Search the listing for the string "Business" and copy every line that contains it.
—————
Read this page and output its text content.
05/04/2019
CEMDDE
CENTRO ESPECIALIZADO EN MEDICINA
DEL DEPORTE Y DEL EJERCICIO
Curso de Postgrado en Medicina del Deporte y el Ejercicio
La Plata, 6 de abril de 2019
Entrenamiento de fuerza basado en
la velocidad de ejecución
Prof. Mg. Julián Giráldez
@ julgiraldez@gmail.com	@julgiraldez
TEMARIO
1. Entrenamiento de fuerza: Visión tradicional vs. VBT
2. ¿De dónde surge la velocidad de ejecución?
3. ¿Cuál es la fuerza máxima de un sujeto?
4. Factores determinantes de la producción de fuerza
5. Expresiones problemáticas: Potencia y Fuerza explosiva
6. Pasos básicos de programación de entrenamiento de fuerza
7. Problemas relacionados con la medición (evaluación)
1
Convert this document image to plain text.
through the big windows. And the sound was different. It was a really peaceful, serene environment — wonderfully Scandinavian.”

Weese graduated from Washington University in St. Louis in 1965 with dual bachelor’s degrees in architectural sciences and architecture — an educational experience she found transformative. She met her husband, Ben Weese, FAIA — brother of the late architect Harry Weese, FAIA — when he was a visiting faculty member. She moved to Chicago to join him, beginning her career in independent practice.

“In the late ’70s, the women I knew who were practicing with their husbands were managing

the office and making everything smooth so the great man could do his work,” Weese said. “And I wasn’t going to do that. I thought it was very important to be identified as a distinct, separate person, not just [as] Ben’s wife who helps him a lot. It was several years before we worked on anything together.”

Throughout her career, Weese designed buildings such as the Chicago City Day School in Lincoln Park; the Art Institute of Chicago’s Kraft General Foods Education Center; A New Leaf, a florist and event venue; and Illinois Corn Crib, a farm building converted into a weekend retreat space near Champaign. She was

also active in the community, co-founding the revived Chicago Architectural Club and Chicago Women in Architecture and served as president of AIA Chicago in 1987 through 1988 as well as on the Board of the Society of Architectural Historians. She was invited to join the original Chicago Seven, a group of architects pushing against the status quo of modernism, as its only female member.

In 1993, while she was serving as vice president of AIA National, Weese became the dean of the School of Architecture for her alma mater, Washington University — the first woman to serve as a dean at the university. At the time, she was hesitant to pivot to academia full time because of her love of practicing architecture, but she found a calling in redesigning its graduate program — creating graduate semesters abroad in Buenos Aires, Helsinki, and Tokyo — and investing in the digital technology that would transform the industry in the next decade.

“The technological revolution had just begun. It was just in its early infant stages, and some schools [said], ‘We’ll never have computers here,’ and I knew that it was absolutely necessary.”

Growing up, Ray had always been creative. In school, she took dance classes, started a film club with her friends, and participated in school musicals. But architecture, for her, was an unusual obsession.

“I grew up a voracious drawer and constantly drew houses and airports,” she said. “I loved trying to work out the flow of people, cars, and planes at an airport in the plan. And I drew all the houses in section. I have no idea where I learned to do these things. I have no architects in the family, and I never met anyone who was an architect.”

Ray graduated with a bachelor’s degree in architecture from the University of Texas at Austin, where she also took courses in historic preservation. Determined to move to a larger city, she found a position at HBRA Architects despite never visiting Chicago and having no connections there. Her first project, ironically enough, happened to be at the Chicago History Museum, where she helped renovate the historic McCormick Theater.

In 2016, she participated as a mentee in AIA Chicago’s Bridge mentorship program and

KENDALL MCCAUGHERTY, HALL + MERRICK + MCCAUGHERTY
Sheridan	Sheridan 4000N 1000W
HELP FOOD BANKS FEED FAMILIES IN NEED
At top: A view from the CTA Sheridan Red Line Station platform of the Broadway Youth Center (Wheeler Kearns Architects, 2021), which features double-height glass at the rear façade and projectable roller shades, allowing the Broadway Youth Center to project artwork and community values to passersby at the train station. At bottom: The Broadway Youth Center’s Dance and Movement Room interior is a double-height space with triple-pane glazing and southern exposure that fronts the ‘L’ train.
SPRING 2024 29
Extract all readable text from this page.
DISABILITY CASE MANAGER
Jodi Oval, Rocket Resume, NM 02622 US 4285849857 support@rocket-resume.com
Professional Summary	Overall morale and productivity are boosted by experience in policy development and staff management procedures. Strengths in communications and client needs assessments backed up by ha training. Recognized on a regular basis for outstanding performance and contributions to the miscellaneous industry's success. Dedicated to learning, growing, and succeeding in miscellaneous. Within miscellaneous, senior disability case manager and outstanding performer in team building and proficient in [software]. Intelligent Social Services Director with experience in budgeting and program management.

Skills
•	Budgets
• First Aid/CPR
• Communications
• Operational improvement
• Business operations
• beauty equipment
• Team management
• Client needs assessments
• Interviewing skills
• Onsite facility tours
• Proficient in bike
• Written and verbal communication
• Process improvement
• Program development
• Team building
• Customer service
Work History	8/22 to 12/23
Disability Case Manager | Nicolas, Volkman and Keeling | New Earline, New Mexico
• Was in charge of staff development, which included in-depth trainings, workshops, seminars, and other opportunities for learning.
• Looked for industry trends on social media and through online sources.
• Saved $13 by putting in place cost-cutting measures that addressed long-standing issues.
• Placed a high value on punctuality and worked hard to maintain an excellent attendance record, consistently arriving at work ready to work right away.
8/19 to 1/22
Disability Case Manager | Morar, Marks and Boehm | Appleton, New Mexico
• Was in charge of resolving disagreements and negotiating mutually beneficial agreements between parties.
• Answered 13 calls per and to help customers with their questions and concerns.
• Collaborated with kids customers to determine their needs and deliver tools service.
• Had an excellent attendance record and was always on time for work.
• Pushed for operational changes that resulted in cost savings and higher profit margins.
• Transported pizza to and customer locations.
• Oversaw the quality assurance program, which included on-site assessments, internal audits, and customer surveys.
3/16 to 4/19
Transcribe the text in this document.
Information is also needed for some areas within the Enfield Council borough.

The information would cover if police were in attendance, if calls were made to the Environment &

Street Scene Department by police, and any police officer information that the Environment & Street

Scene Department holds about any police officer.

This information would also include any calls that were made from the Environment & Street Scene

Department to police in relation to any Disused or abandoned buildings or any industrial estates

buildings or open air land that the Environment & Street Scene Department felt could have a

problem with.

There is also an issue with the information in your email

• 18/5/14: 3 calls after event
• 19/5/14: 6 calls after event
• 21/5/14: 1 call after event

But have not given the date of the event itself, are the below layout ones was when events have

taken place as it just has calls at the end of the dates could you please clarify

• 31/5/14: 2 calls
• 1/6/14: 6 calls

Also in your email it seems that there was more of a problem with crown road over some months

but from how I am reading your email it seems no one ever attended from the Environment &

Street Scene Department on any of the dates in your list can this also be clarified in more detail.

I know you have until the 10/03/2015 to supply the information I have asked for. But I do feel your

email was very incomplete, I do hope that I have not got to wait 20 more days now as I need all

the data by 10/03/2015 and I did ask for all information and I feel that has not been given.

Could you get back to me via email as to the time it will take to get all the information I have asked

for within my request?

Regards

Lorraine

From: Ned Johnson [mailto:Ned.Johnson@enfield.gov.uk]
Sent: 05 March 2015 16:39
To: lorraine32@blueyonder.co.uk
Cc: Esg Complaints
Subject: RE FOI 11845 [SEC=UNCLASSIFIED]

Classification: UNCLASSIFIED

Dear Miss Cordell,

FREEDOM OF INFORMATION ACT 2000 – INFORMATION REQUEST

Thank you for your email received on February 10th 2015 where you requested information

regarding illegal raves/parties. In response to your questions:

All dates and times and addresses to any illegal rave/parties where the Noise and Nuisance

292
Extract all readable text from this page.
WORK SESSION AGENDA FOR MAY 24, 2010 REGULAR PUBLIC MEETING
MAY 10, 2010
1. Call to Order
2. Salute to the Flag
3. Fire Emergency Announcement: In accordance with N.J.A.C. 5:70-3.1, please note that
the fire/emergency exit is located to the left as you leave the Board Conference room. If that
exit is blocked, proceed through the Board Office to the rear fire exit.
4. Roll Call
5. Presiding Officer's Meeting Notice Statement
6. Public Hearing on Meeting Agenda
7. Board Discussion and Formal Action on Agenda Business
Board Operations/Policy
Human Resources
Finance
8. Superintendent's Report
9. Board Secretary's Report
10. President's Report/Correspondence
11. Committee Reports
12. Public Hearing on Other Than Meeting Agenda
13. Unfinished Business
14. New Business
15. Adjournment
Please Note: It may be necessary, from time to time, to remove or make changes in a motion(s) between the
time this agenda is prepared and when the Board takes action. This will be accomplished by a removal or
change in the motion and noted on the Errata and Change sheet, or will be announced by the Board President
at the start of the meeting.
—————
EXERCISE RESULT>
• Business operations
7. Board Discussion and Formal Action on Agenda Business
13. Unfinished Business
14. New Business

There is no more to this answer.